▶ _Exercise text_
☆ ☆ ☆ ☆ ☆ ☆ ☆

Tics and Tourette Across the Globe (TTAG)

Tics and Tourette Across the Globe (TTAG) e.V. is officially registered as an umbrella association representing a community of Tics and Tourette Syndrome (TS) associations collaborating at an international level to improve conditions for people touched by tics and TS.
(View statutes)

TTAG allows for collaborative advocacy, bringing Tics and Tourette on the forefront of international communities, governments, health professionals, educators, policymakers and other relevant stakeholders.

Our objectives:

- Enhance TS awareness and information on a global level, promoting evidence-based treatment and supporting the efforts of its members throughout the world, combating ignorance, stigma and intolerance with regard to TS.

- Establish and promote an exchange of information, experience, best practices, and experts throughout the world to improve the lives of people with TS.

- Promote and support establishment of TS associations in more countries around the world.

- Develop relationships and exchange information with other relevant international and/or global organizations with similar aims.

- Support for, and participation in, national and international scientific research and surveys with particular emphasis on early diagnosis and intervention.

Meet our board members

Michele Dunlap
TTAG President & Founder
TTAG Acting Treasurer
Tourette-Gesellschaft Deutschland
(TGD) e.V. - Advisory Board
Read more
Michele has served as the past chair of the German Tourette Association TGD e.V. since 2011 and has been an active member of the ESSTS Patients Group since 2012, a platform for Tourette Syndrome advocacy in Europe. She played a key role in transforming the ESSTS Patients Group into the registered umbrella organisation TTAG. Michele is personally connected to TS through her husband and son-in-law, both of whom are touched by TS and related conditions. She is deeply passionate about TS advocacy, particularly in supporting and empowering young people as they transition into adulthood. With over 30 years of experience in the travel industry, Michele has a strong background in project management and customer relations. She currently works as an Executive Coach and is pursuing a master’s degree in Cognitive Neuroscience alongside her degree in Intercultural Business Communication and Intercultural Training.
Rosita Sunna
TTAG Vice-President & Founder
Executive Officer - Australian Clinical Psychologist Association (ACPA)
Australian Ambassador for One Neurology
Public Officer - Tourette Syndrome Association of Australia (TSAA)

☆ ☆ ☆ ☆ ☆ ☆ ☆

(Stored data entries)
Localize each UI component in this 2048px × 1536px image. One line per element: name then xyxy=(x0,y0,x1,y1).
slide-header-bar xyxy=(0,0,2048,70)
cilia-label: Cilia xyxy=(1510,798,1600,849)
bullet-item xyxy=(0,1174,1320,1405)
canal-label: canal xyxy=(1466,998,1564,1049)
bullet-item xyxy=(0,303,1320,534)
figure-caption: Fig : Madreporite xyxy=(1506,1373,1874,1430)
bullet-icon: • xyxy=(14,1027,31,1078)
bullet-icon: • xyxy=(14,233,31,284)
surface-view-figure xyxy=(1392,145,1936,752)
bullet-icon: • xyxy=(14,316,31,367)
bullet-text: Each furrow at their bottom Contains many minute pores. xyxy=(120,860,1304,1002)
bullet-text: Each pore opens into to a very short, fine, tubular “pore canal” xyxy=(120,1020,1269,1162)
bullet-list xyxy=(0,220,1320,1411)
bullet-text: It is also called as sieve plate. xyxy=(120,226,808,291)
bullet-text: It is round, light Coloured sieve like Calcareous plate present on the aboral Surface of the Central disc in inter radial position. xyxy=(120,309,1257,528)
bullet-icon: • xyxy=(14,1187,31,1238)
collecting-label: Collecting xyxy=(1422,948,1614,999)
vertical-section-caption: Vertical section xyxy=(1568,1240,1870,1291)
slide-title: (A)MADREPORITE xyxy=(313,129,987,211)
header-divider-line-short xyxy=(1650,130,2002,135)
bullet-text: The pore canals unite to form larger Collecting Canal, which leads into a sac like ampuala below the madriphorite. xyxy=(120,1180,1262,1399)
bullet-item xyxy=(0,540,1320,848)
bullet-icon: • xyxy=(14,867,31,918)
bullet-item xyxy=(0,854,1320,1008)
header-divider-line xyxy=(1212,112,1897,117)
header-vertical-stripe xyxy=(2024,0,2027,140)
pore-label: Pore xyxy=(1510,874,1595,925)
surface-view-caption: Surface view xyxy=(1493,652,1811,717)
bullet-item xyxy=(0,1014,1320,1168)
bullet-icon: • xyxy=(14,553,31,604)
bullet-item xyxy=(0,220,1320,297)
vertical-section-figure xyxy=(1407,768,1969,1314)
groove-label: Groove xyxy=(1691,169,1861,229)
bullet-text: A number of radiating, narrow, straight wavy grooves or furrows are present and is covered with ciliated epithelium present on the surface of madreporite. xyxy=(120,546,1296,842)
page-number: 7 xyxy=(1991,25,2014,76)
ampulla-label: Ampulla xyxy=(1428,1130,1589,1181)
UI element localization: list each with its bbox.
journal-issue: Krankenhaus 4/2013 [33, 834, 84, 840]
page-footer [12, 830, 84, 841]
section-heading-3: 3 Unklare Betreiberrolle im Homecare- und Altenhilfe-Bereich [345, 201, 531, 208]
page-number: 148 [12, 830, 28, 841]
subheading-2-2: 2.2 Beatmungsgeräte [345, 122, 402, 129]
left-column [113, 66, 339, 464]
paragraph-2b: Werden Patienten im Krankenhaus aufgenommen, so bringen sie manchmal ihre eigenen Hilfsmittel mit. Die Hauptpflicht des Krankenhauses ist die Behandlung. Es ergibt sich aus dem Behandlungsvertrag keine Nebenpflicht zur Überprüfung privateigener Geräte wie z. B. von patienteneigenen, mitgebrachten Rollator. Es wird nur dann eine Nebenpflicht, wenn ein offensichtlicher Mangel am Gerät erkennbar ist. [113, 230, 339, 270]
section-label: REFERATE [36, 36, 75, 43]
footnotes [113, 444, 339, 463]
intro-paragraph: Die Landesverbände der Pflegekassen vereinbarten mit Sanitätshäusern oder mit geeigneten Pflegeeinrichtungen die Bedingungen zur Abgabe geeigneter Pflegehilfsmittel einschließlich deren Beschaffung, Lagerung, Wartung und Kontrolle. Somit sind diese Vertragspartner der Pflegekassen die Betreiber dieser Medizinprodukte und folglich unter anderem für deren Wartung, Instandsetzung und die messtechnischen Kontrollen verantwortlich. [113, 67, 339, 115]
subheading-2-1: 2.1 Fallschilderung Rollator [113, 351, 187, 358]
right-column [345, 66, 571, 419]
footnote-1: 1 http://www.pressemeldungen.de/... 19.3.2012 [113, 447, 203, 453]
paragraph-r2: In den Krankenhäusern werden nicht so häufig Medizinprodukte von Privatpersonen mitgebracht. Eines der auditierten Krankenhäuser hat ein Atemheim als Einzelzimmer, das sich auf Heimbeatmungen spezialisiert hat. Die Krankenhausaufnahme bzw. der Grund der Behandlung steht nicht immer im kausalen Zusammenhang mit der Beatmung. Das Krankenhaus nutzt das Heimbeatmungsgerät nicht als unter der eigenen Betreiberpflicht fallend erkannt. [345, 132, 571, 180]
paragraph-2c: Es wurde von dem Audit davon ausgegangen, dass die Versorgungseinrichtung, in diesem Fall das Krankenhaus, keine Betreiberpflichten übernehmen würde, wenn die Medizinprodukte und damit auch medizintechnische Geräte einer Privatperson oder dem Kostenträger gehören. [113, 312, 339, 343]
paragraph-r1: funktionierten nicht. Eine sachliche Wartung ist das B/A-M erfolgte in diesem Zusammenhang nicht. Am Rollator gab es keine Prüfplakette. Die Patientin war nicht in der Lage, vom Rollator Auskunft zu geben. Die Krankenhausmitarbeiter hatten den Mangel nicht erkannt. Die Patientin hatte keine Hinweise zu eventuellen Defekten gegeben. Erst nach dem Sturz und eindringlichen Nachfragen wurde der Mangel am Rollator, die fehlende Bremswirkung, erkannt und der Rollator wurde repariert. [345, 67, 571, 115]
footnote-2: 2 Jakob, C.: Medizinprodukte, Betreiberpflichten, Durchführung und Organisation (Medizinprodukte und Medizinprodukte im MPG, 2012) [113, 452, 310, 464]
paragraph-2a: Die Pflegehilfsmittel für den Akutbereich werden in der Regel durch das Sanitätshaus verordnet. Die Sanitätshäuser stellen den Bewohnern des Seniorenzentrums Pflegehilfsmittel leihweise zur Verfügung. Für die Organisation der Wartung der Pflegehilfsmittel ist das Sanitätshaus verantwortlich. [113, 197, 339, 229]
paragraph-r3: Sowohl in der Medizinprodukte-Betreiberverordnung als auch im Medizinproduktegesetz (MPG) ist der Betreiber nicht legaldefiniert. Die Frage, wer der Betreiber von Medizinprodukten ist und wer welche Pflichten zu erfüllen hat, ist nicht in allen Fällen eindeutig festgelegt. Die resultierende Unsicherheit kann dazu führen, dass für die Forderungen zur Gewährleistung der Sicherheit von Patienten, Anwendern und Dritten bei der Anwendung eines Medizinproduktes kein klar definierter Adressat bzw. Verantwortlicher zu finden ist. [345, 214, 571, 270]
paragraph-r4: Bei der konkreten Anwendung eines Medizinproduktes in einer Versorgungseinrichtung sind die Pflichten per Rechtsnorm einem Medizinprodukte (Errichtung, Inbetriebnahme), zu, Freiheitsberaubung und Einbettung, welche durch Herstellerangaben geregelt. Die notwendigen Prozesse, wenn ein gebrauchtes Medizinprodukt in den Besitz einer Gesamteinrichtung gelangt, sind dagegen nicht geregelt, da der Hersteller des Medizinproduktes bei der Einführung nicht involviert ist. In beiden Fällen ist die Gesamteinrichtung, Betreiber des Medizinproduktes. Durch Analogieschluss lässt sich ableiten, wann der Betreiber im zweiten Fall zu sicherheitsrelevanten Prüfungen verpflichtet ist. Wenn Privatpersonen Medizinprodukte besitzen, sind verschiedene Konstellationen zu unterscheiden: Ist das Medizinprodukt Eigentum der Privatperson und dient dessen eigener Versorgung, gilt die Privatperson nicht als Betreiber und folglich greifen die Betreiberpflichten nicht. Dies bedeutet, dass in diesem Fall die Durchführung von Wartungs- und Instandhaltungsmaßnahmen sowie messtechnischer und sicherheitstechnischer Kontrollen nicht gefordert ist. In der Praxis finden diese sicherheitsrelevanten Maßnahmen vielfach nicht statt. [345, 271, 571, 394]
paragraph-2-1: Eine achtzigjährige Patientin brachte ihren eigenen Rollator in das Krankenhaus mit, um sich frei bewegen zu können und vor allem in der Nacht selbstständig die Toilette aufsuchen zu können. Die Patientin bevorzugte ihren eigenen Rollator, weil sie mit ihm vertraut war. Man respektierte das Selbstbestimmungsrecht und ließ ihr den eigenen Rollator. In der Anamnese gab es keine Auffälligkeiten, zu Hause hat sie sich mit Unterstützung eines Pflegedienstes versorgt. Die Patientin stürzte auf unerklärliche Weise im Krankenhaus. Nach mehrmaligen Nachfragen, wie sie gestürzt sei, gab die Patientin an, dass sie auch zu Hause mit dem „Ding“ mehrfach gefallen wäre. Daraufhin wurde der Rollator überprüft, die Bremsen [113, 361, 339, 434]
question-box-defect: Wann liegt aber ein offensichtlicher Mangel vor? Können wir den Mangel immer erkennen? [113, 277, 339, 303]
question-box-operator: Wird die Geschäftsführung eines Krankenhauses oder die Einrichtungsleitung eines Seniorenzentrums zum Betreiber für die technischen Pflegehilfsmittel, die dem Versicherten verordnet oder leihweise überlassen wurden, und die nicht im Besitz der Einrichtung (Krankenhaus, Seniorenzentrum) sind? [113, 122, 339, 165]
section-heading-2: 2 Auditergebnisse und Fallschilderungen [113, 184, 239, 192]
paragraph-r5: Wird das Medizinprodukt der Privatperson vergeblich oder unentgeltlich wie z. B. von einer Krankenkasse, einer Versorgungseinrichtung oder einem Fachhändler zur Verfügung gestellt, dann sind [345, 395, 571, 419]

☆ ☆ ☆ ☆ ☆ ☆ ☆

▶ _What to do_
1. In the text on Tics and Tourette Across the Globe, since what year has Michele Dunlap been an active member of the ESSTS Patients Group?
2. Translate this sentence from the text on Tics and Tourette Across the Globe into Spanish: "She is deeply passionate about TS advocacy, particularly in supporting and empowering young people as they transition into adulthood."
3. Duplicate the part of the text on Tics and Tourette Across the Globe from "- Support for, and" to "diagnosis and intervention.".
None of these rows are needed.

▶ _Solutions to the exercise_
1. Since 2012.

2. Le apasiona profundamente la defensa de la causa del ST, en particular el apoyo y el empoderamiento de los jóvenes en su transición a la edad adulta.

3.
- Support for, and participation in, national and international scientific research and surveys with particular emphasis on early diagnosis and intervention.